▶ Document section
******

RECITALS OF FIBR-PLAST
A. Fibr-Plast has offered and sold an aggregate of 4,292,946 shares of its
common stock, par value $.00002 per share, to those persons (the
"Rescission Offerees") and in such amounts as are set forth in Exhibit
A hereto.
B. Fibr-Plast intends to make a public offering of its common stock
pursuant to a registration statement on Form SB-2, as amended, File No.
333-89873, filed with the Securities and Exchange Commission (the
"Initial Registration Statement").
C. Subsequent to the sale of not less than 1,000,000 shares of its common
stock pursuant to the Initial Registration statement, Fibr-Plast will
make a rescission offer to the Rescission Offerees (the "Rescission
Offer") who paid an aggregate of $1,073,236.50 for their respective
Rescission Shares.
D. Exhibit A further sets forth the estimated interest which will be paid
to the respective Rescission Offerees who accept the Rescission Offer.

******

▶ Dataset extract

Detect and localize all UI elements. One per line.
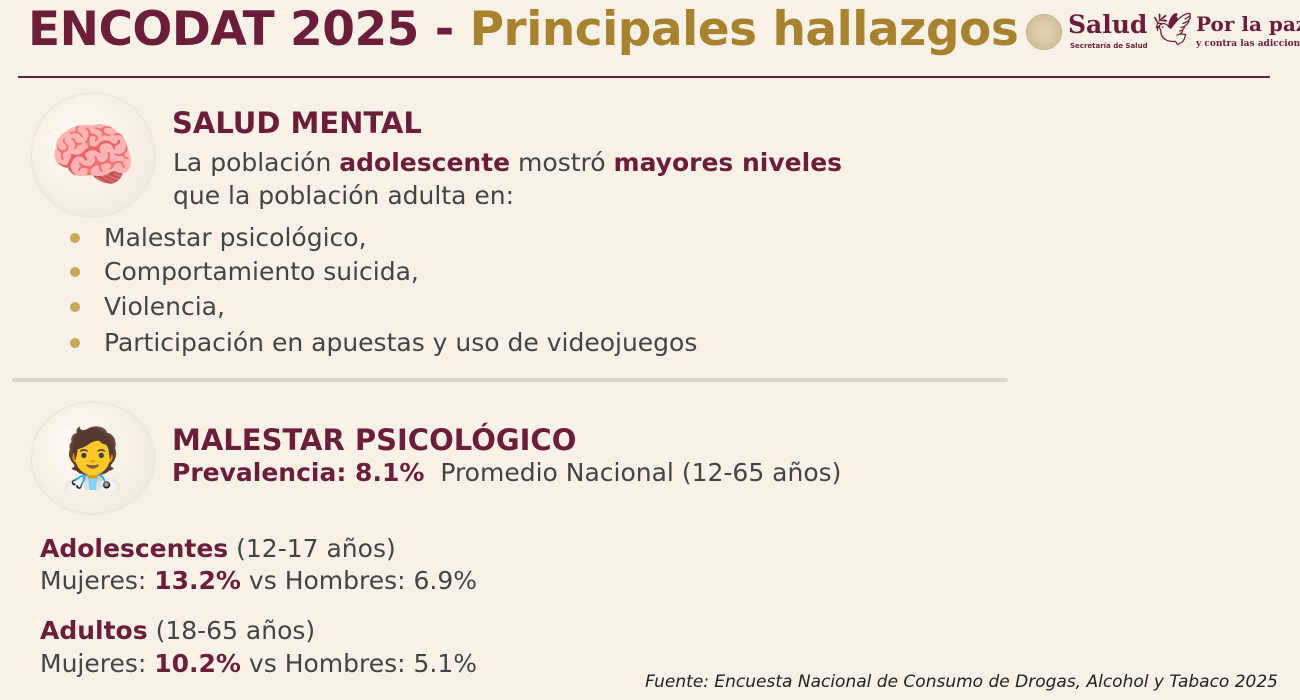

******

▶ Exercise objective
Return everything in the Fibr-Plast recitals above from "RECITALS OF FIBR-PLAST" down to "amended, File No.", copied word for word.

▶ Correct response
RECITALS OF FIBR-PLAST
A. Fibr-Plast has offered and sold an aggregate of 4,292,946 shares of its
common stock, par value $.00002 per share, to those persons (the
"Rescission Offerees") and in such amounts as are set forth in Exhibit
A hereto.
B. Fibr-Plast intends to make a public offering of its common stock
pursuant to a registration statement on Form SB-2, as amended, File No.